THE REQUEST ▸
Pick out every line holding the string "this" and copy it.

# start of DATA ENTRIES

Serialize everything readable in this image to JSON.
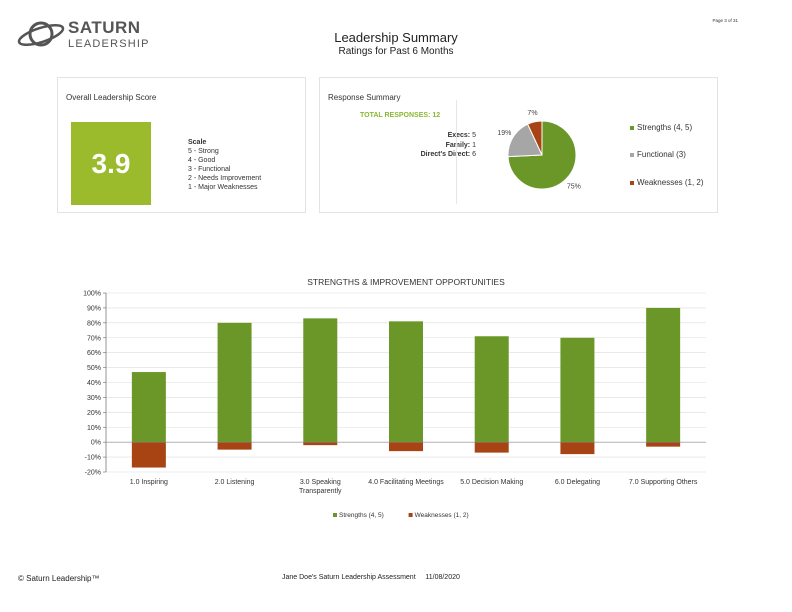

# end of DATA ENTRIES
# start of DATA ENTRIES

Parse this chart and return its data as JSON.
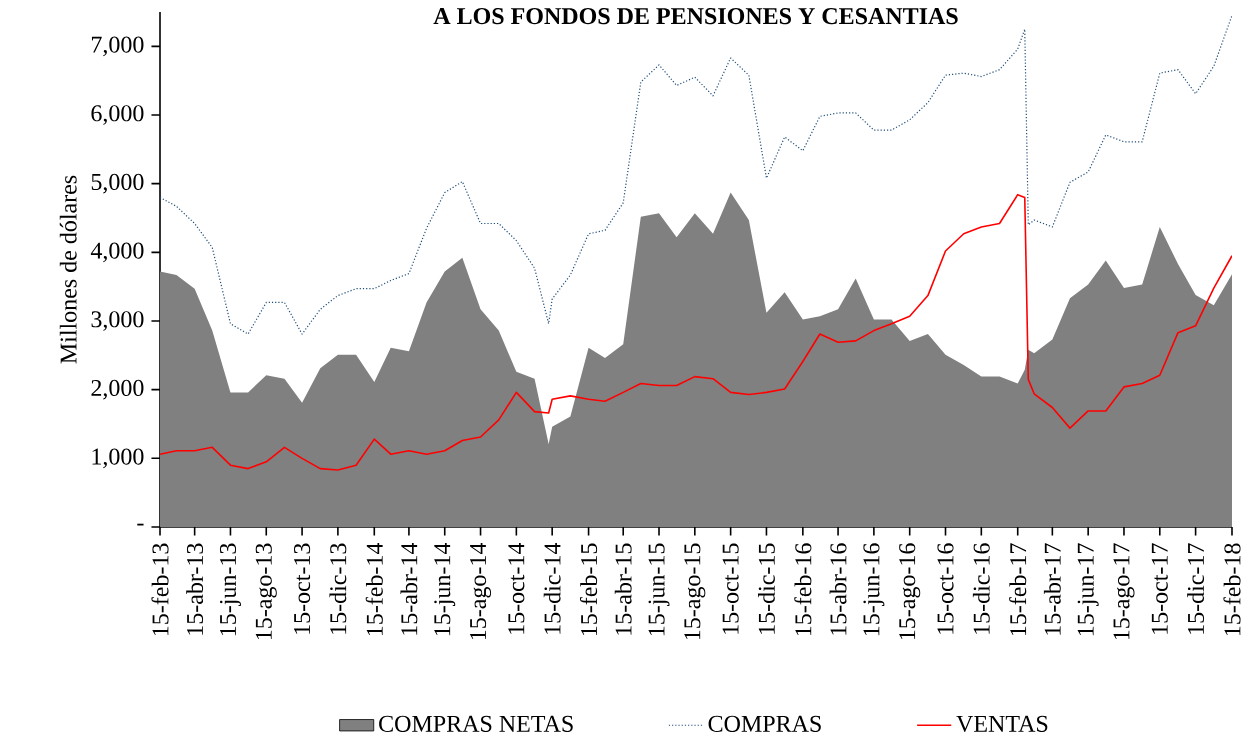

# end of DATA ENTRIES
# start of DATA ENTRIES

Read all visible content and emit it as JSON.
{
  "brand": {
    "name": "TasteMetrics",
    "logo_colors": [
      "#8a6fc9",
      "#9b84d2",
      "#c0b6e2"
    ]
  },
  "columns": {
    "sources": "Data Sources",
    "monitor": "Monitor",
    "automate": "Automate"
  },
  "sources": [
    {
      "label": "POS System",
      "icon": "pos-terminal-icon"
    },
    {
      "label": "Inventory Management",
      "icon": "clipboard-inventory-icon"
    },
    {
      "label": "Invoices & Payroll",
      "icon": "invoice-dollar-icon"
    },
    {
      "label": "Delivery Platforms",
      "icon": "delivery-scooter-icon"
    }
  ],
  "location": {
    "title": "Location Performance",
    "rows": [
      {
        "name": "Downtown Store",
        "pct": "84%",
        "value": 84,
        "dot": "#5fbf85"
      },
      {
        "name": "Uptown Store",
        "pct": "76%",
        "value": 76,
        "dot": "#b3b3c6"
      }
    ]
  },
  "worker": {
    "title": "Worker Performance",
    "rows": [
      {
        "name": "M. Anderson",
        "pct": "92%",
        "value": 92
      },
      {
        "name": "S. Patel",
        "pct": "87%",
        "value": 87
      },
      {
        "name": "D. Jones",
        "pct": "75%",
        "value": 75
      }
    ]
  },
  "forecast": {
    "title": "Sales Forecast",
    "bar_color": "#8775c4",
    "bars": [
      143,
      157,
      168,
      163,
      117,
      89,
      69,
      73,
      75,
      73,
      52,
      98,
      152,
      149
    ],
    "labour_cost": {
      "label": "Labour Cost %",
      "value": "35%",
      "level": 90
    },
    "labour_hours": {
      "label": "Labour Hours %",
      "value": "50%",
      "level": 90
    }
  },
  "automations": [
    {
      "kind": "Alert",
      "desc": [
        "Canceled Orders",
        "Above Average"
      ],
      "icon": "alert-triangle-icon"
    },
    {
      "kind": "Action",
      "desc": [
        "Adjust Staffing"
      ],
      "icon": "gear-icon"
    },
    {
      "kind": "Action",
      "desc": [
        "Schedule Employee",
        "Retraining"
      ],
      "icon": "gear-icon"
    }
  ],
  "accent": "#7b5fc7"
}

# end of DATA ENTRIES

WRITTEN REPLY ▸
Serialize everything readable in this image to JSON.
Parse this chart and return its data as JSON.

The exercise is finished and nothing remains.